## Set exercise
Scan the data below for the string "Temperature". Show every line where it turns up.

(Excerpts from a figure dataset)
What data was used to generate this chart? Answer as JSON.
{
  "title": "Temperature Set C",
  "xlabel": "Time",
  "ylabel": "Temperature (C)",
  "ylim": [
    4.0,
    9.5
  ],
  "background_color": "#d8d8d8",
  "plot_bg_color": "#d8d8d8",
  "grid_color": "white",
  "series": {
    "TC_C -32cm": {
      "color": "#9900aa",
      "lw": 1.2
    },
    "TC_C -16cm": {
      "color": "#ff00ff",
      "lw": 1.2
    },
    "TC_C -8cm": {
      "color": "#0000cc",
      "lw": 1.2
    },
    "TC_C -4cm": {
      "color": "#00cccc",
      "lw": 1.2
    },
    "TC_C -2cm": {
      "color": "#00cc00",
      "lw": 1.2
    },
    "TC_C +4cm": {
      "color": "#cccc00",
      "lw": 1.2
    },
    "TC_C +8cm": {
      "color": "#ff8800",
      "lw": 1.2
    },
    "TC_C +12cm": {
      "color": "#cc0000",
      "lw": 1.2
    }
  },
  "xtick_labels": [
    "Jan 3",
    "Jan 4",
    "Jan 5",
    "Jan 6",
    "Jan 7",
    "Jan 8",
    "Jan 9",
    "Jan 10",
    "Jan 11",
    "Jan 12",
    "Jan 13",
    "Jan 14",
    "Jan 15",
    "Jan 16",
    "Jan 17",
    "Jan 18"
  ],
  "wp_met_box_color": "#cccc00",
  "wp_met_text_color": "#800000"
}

## Written response
  "title": "Temperature Set C",
  "ylabel": "Temperature (C)",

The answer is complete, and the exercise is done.